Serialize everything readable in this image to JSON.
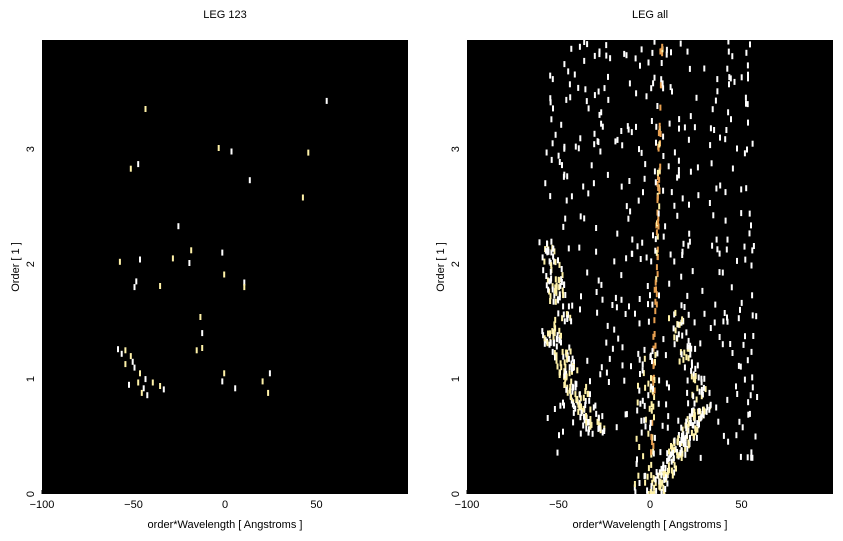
{
  "chart_data": [
    {
      "type": "heatmap",
      "title": "LEG 123",
      "xlabel": "order*Wavelength [ Angstroms ]",
      "ylabel": "Order [ 1 ]",
      "xlim": [
        -100,
        100
      ],
      "ylim": [
        0,
        3.95
      ],
      "x_ticks": [
        -100,
        -50,
        0,
        50
      ],
      "y_ticks": [
        0,
        1,
        2,
        3
      ],
      "background": "#000000",
      "colormap": [
        "#fff2a8",
        "#ffffff",
        "#e8a050"
      ],
      "points": [
        [
          -44,
          3.35
        ],
        [
          55,
          3.42
        ],
        [
          -52,
          2.83
        ],
        [
          -48,
          2.87
        ],
        [
          -4,
          3.01
        ],
        [
          3,
          2.98
        ],
        [
          45,
          2.97
        ],
        [
          13,
          2.73
        ],
        [
          42,
          2.58
        ],
        [
          -26,
          2.33
        ],
        [
          -19,
          2.12
        ],
        [
          -2,
          2.1
        ],
        [
          -29,
          2.05
        ],
        [
          -47,
          2.04
        ],
        [
          -58,
          2.02
        ],
        [
          -20,
          2.01
        ],
        [
          -1,
          1.91
        ],
        [
          -49,
          1.85
        ],
        [
          -36,
          1.81
        ],
        [
          10,
          1.84
        ],
        [
          10,
          1.8
        ],
        [
          -50,
          1.8
        ],
        [
          -14,
          1.54
        ],
        [
          -13,
          1.4
        ],
        [
          -13,
          1.27
        ],
        [
          -59,
          1.26
        ],
        [
          -55,
          1.25
        ],
        [
          -57,
          1.22
        ],
        [
          -52,
          1.2
        ],
        [
          -51,
          1.15
        ],
        [
          -55,
          1.13
        ],
        [
          -50,
          1.1
        ],
        [
          -47,
          1.05
        ],
        [
          -44,
          1.0
        ],
        [
          -48,
          0.97
        ],
        [
          -53,
          0.95
        ],
        [
          -40,
          0.97
        ],
        [
          -45,
          0.92
        ],
        [
          -36,
          0.94
        ],
        [
          -34,
          0.91
        ],
        [
          -46,
          0.88
        ],
        [
          -43,
          0.86
        ],
        [
          -1,
          1.05
        ],
        [
          -2,
          0.98
        ],
        [
          20,
          0.98
        ],
        [
          24,
          1.05
        ],
        [
          23,
          0.88
        ],
        [
          5,
          0.92
        ],
        [
          -16,
          1.25
        ]
      ]
    },
    {
      "type": "heatmap",
      "title": "LEG all",
      "xlabel": "order*Wavelength [ Angstroms ]",
      "ylabel": "Order [ 1 ]",
      "xlim": [
        -100,
        100
      ],
      "ylim": [
        0,
        3.95
      ],
      "x_ticks": [
        -100,
        -50,
        0,
        50
      ],
      "y_ticks": [
        0,
        1,
        2,
        3
      ],
      "background": "#000000",
      "colormap": [
        "#fff2a8",
        "#ffffff",
        "#e8a050"
      ],
      "features": [
        {
          "kind": "line",
          "from": [
            0,
            0.0
          ],
          "to": [
            6,
            3.95
          ],
          "density": 90,
          "color": "#e8a050"
        },
        {
          "kind": "band",
          "from": [
            2,
            0.0
          ],
          "to": [
            28,
            0.75
          ],
          "width": 10,
          "density": 160
        },
        {
          "kind": "band",
          "from": [
            -57,
            1.5
          ],
          "to": [
            -30,
            0.52
          ],
          "width": 12,
          "density": 150
        },
        {
          "kind": "band",
          "from": [
            -57,
            2.2
          ],
          "to": [
            -48,
            1.5
          ],
          "width": 10,
          "density": 70
        },
        {
          "kind": "band",
          "from": [
            12,
            1.6
          ],
          "to": [
            28,
            0.8
          ],
          "width": 10,
          "density": 60
        },
        {
          "kind": "band",
          "from": [
            -5,
            0.0
          ],
          "to": [
            -3,
            1.2
          ],
          "width": 8,
          "density": 40
        },
        {
          "kind": "scatter",
          "xrange": [
            -58,
            58
          ],
          "yrange": [
            0.3,
            3.95
          ],
          "density": 420
        }
      ]
    }
  ]
}
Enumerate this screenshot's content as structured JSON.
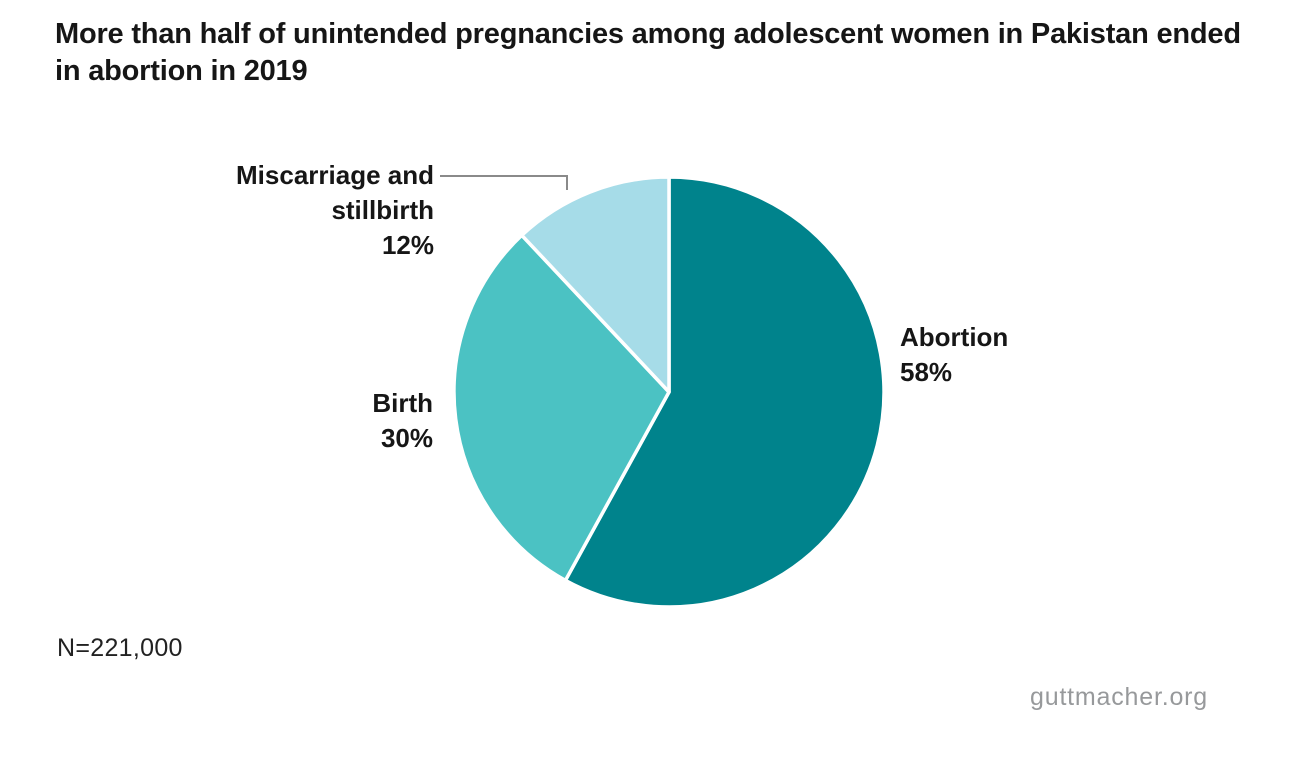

────────────────────────────────────────

◆ What the task requires ◆
Images should not appear in the copy; retype the listing above exactly.

◆ Answer below ◆
Serialize everything readable in this image to JSON.
{
  "chart_data": [
    {
      "type": "heatmap",
      "title": "LEG 123",
      "xlabel": "order*Wavelength [ Angstroms ]",
      "ylabel": "Order [ 1 ]",
      "xlim": [
        -100,
        100
      ],
      "ylim": [
        0,
        3.95
      ],
      "x_ticks": [
        -100,
        -50,
        0,
        50
      ],
      "y_ticks": [
        0,
        1,
        2,
        3
      ],
      "background": "#000000",
      "colormap": [
        "#fff2a8",
        "#ffffff",
        "#e8a050"
      ],
      "points": [
        [
          -44,
          3.35
        ],
        [
          55,
          3.42
        ],
        [
          -52,
          2.83
        ],
        [
          -48,
          2.87
        ],
        [
          -4,
          3.01
        ],
        [
          3,
          2.98
        ],
        [
          45,
          2.97
        ],
        [
          13,
          2.73
        ],
        [
          42,
          2.58
        ],
        [
          -26,
          2.33
        ],
        [
          -19,
          2.12
        ],
        [
          -2,
          2.1
        ],
        [
          -29,
          2.05
        ],
        [
          -47,
          2.04
        ],
        [
          -58,
          2.02
        ],
        [
          -20,
          2.01
        ],
        [
          -1,
          1.91
        ],
        [
          -49,
          1.85
        ],
        [
          -36,
          1.81
        ],
        [
          10,
          1.84
        ],
        [
          10,
          1.8
        ],
        [
          -50,
          1.8
        ],
        [
          -14,
          1.54
        ],
        [
          -13,
          1.4
        ],
        [
          -13,
          1.27
        ],
        [
          -59,
          1.26
        ],
        [
          -55,
          1.25
        ],
        [
          -57,
          1.22
        ],
        [
          -52,
          1.2
        ],
        [
          -51,
          1.15
        ],
        [
          -55,
          1.13
        ],
        [
          -50,
          1.1
        ],
        [
          -47,
          1.05
        ],
        [
          -44,
          1.0
        ],
        [
          -48,
          0.97
        ],
        [
          -53,
          0.95
        ],
        [
          -40,
          0.97
        ],
        [
          -45,
          0.92
        ],
        [
          -36,
          0.94
        ],
        [
          -34,
          0.91
        ],
        [
          -46,
          0.88
        ],
        [
          -43,
          0.86
        ],
        [
          -1,
          1.05
        ],
        [
          -2,
          0.98
        ],
        [
          20,
          0.98
        ],
        [
          24,
          1.05
        ],
        [
          23,
          0.88
        ],
        [
          5,
          0.92
        ],
        [
          -16,
          1.25
        ]
      ]
    },
    {
      "type": "heatmap",
      "title": "LEG all",
      "xlabel": "order*Wavelength [ Angstroms ]",
      "ylabel": "Order [ 1 ]",
      "xlim": [
        -100,
        100
      ],
      "ylim": [
        0,
        3.95
      ],
      "x_ticks": [
        -100,
        -50,
        0,
        50
      ],
      "y_ticks": [
        0,
        1,
        2,
        3
      ],
      "background": "#000000",
      "colormap": [
        "#fff2a8",
        "#ffffff",
        "#e8a050"
      ],
      "features": [
        {
          "kind": "line",
          "from": [
            0,
            0.0
          ],
          "to": [
            6,
            3.95
          ],
          "density": 90,
          "color": "#e8a050"
        },
        {
          "kind": "band",
          "from": [
            2,
            0.0
          ],
          "to": [
            28,
            0.75
          ],
          "width": 10,
          "density": 160
        },
        {
          "kind": "band",
          "from": [
            -57,
            1.5
          ],
          "to": [
            -30,
            0.52
          ],
          "width": 12,
          "density": 150
        },
        {
          "kind": "band",
          "from": [
            -57,
            2.2
          ],
          "to": [
            -48,
            1.5
          ],
          "width": 10,
          "density": 70
        },
        {
          "kind": "band",
          "from": [
            12,
            1.6
          ],
          "to": [
            28,
            0.8
          ],
          "width": 10,
          "density": 60
        },
        {
          "kind": "band",
          "from": [
            -5,
            0.0
          ],
          "to": [
            -3,
            1.2
          ],
          "width": 8,
          "density": 40
        },
        {
          "kind": "scatter",
          "xrange": [
            -58,
            58
          ],
          "yrange": [
            0.3,
            3.95
          ],
          "density": 420
        }
      ]
    }
  ]
}
Enumerate this screenshot's content as structured JSON.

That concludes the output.